§ **OBJECTIVE**
Gather, from the listing beneath this task, every line holding the string "post".

Begin

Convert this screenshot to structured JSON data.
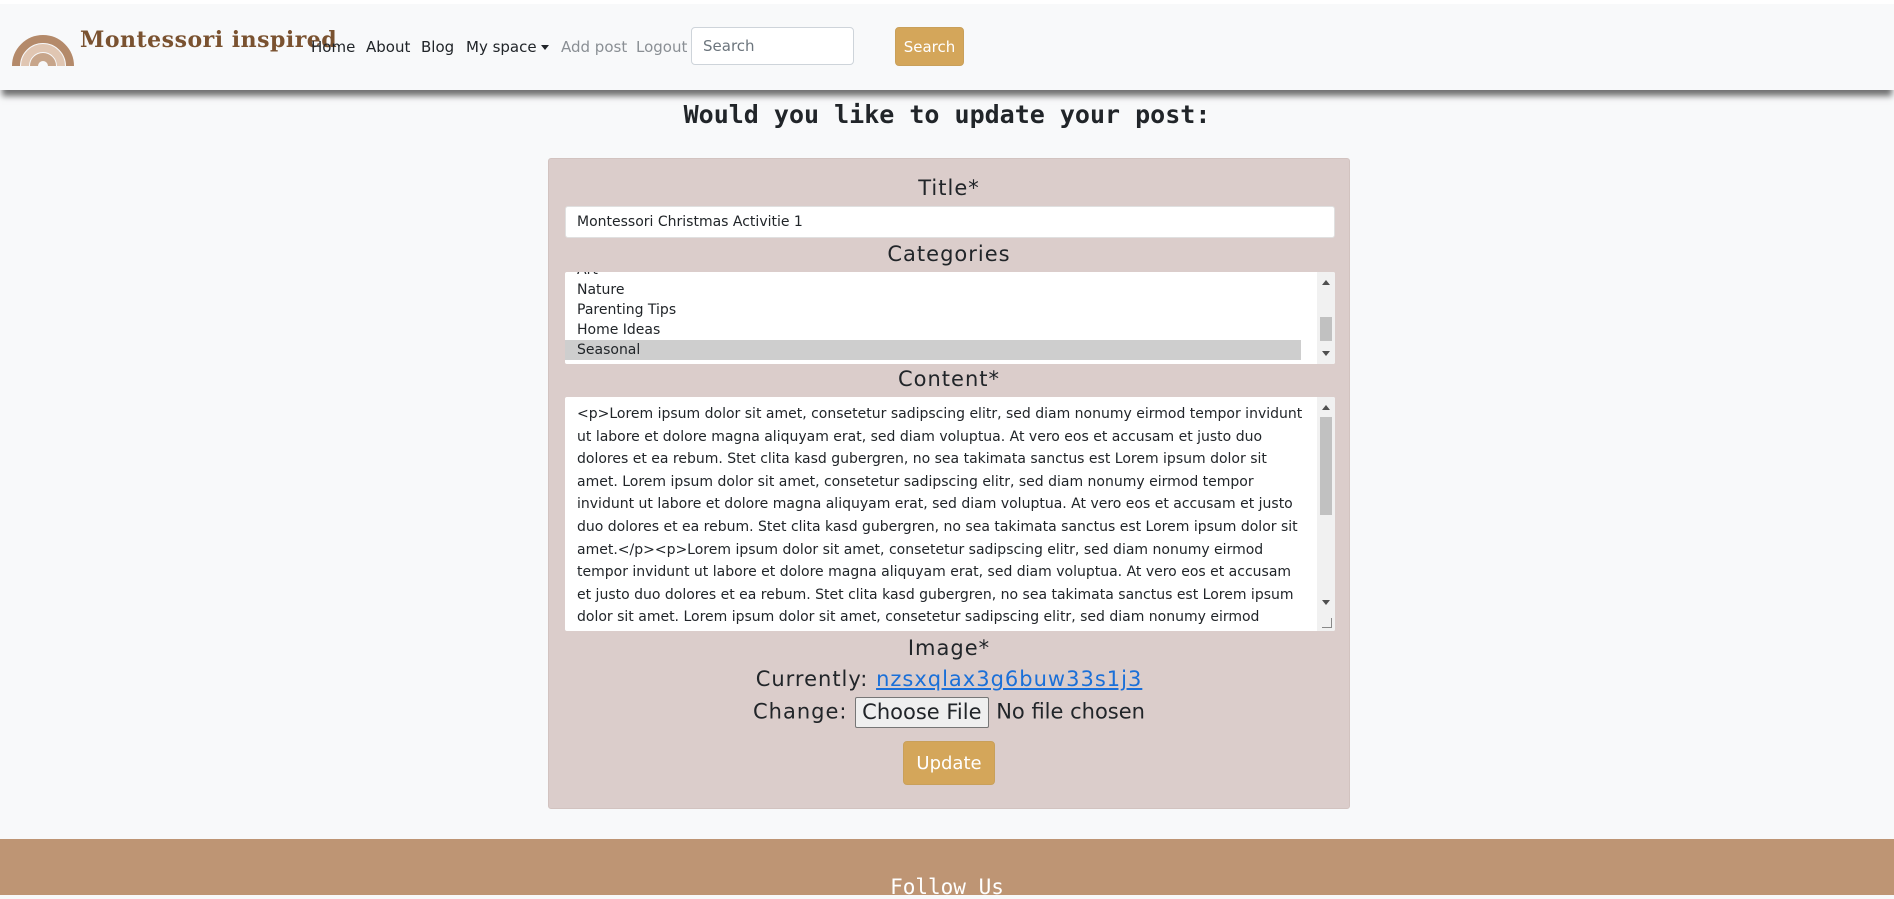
{
  "brand": {
    "name": "Montessori inspired"
  },
  "nav": {
    "home": "Home",
    "about": "About",
    "blog": "Blog",
    "my_space": "My space",
    "add_post": "Add post",
    "logout": "Logout"
  },
  "search": {
    "placeholder": "Search",
    "button": "Search"
  },
  "heading": "Would you like to update your post:",
  "form": {
    "title_label": "Title*",
    "title_value": "Montessori Christmas Activitie 1",
    "categories_label": "Categories",
    "categories": [
      "Art",
      "Nature",
      "Parenting Tips",
      "Home Ideas",
      "Seasonal"
    ],
    "selected_category": "Seasonal",
    "content_label": "Content*",
    "content_value": "<p>Lorem ipsum dolor sit amet, consetetur sadipscing elitr, sed diam nonumy eirmod tempor invidunt ut labore et dolore magna aliquyam erat, sed diam voluptua. At vero eos et accusam et justo duo dolores et ea rebum. Stet clita kasd gubergren, no sea takimata sanctus est Lorem ipsum dolor sit amet. Lorem ipsum dolor sit amet, consetetur sadipscing elitr, sed diam nonumy eirmod tempor invidunt ut labore et dolore magna aliquyam erat, sed diam voluptua. At vero eos et accusam et justo duo dolores et ea rebum. Stet clita kasd gubergren, no sea takimata sanctus est Lorem ipsum dolor sit amet.</p><p>Lorem ipsum dolor sit amet, consetetur sadipscing elitr, sed diam nonumy eirmod tempor invidunt ut labore et dolore magna aliquyam erat, sed diam voluptua. At vero eos et accusam et justo duo dolores et ea rebum. Stet clita kasd gubergren, no sea takimata sanctus est Lorem ipsum dolor sit amet. Lorem ipsum dolor sit amet, consetetur sadipscing elitr, sed diam nonumy eirmod tempor invidunt ut labore et dolore magna aliquyam erat, sed diam voluptua.",
    "image_label": "Image*",
    "currently_label": "Currently:",
    "current_image": "nzsxqlax3g6buw33s1j3",
    "change_label": "Change:",
    "choose_file": "Choose File",
    "no_file": "No file chosen",
    "update_button": "Update"
  },
  "footer": {
    "title": "Follow Us"
  },
  "colors": {
    "accent": "#d4a65a",
    "form_background": "#dbcdcb",
    "footer_background": "#be9574",
    "brand_text": "#7a5230",
    "link": "#1a6fd8"
  }
}
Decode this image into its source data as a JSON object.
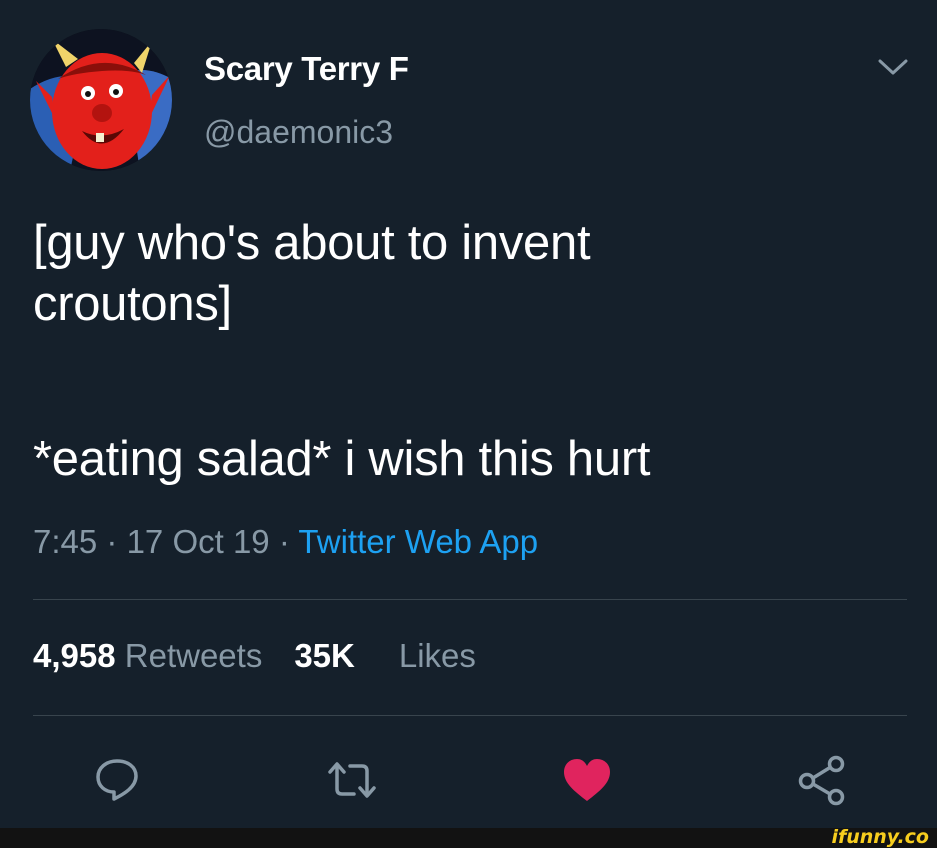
{
  "user": {
    "display_name": "Scary Terry F",
    "handle": "@daemonic3"
  },
  "tweet": {
    "lines": [
      "[guy who's about to invent",
      "croutons]",
      "*eating salad* i wish this hurt"
    ],
    "time": "7:45",
    "separator": "·",
    "date": "17 Oct 19",
    "source": "Twitter Web App"
  },
  "stats": {
    "retweets_count": "4,958",
    "retweets_label": "Retweets",
    "likes_count": "35K",
    "likes_label": "Likes"
  },
  "actions": {
    "reply_icon": "reply-bubble-icon",
    "retweet_icon": "retweet-arrows-icon",
    "like_icon": "heart-filled-icon",
    "share_icon": "share-nodes-icon"
  },
  "colors": {
    "background": "#15202b",
    "text": "#ffffff",
    "muted": "#8899a6",
    "link": "#1da1f2",
    "like": "#e0245e",
    "divider": "#38444d"
  },
  "watermark": "ifunny.co"
}
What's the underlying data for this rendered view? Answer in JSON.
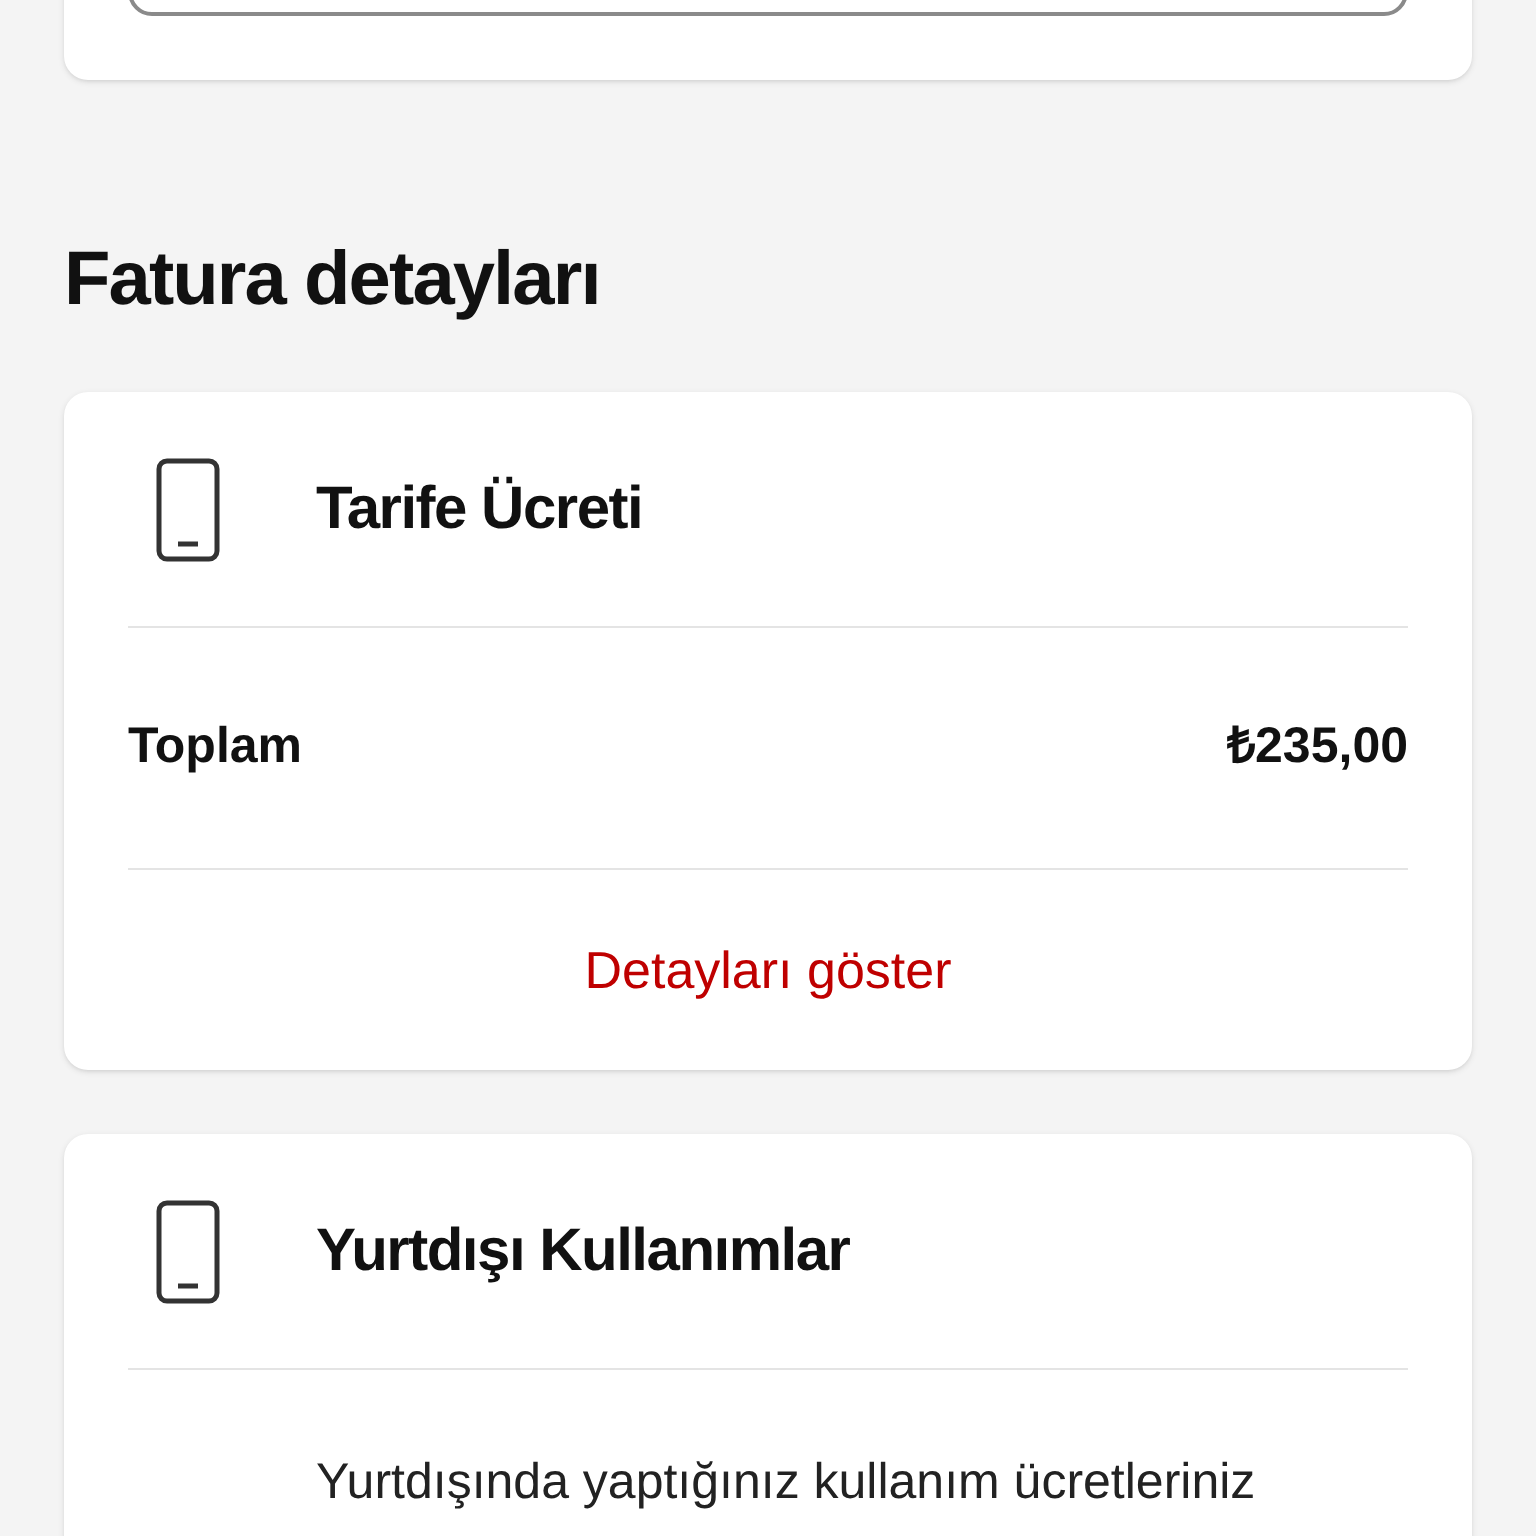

End

§ **COMPLETED TASK**
    "add_post": "Add post",
  "heading": "Would you like to update your post:",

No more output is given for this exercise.